Stored entries:
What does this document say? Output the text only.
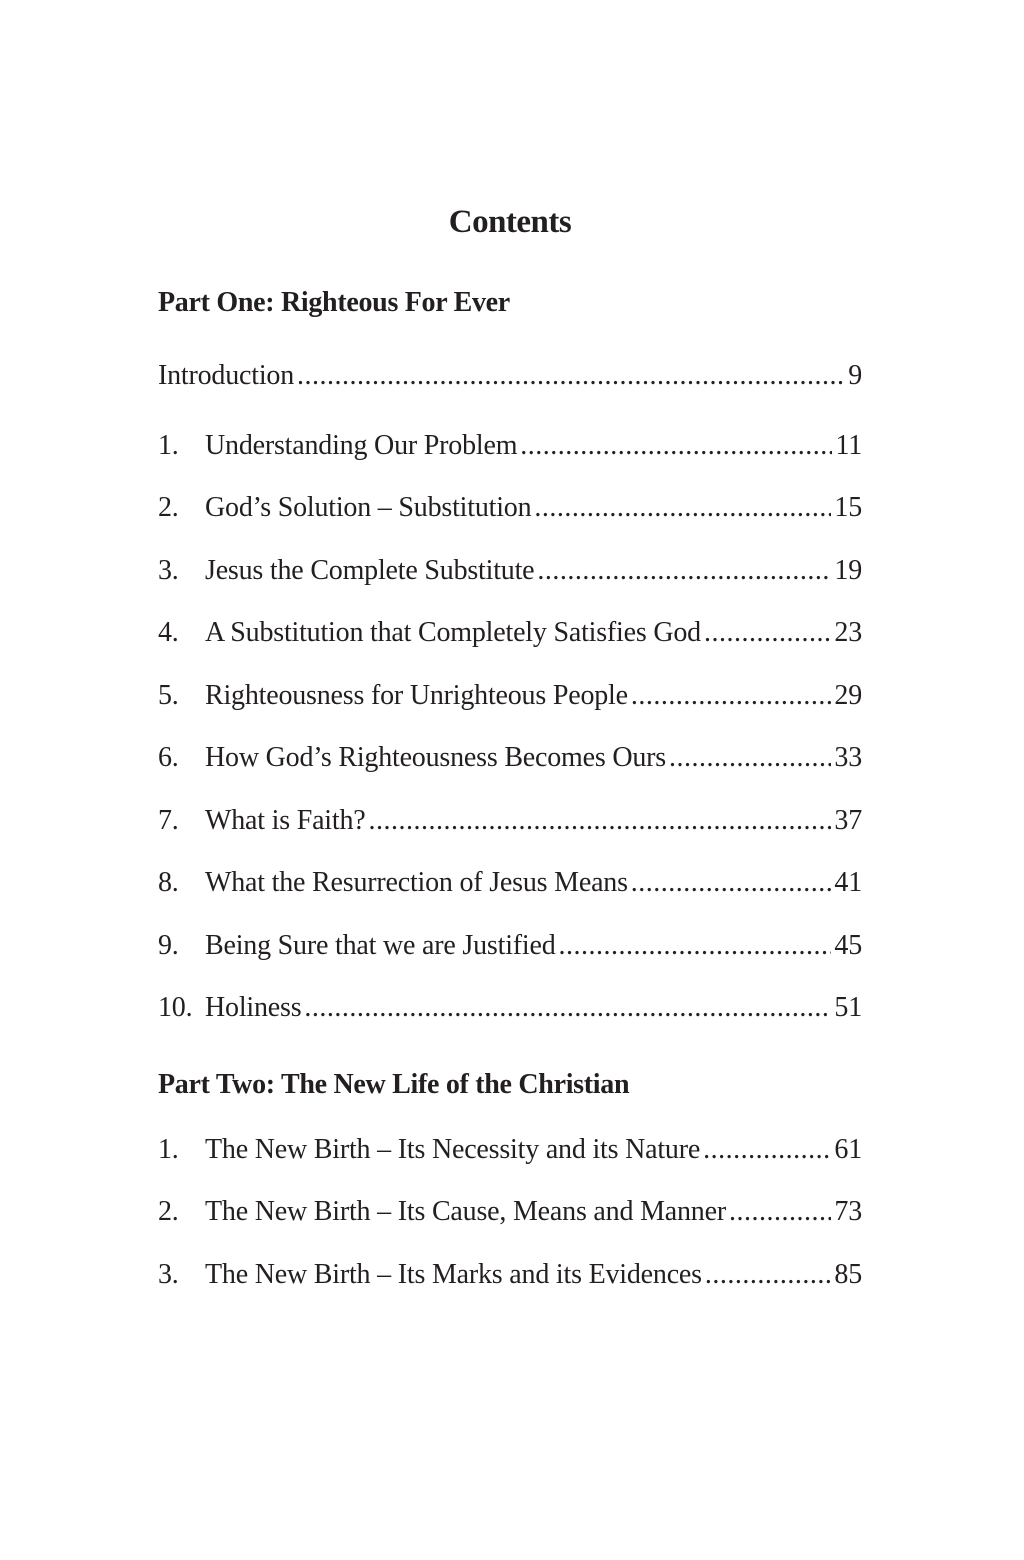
Contents
Part One: Righteous For Ever
Introduction .....	9
1. Understanding Our Problem .....	11
2. God’s Solution – Substitution .....	15
3. Jesus the Complete Substitute .....	19
4. A Substitution that Completely Satisfies God .....	23
5. Righteousness for Unrighteous People .....	29
6. How God’s Righteousness Becomes Ours .....	33
7. What is Faith? .....	37
8. What the Resurrection of Jesus Means .....	41
9. Being Sure that we are Justified .....	45
10. Holiness .....	51
Part Two: The New Life of the Christian
1. The New Birth – Its Necessity and its Nature .....	61
2. The New Birth – Its Cause, Means and Manner .....	73
3. The New Birth – Its Marks and its Evidences .....	85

* _What to produce_: Pick out lines containing the word "Part", each one as written.

* _Problem solution_:
Part One: Righteous For Ever
Part Two: The New Life of the Christian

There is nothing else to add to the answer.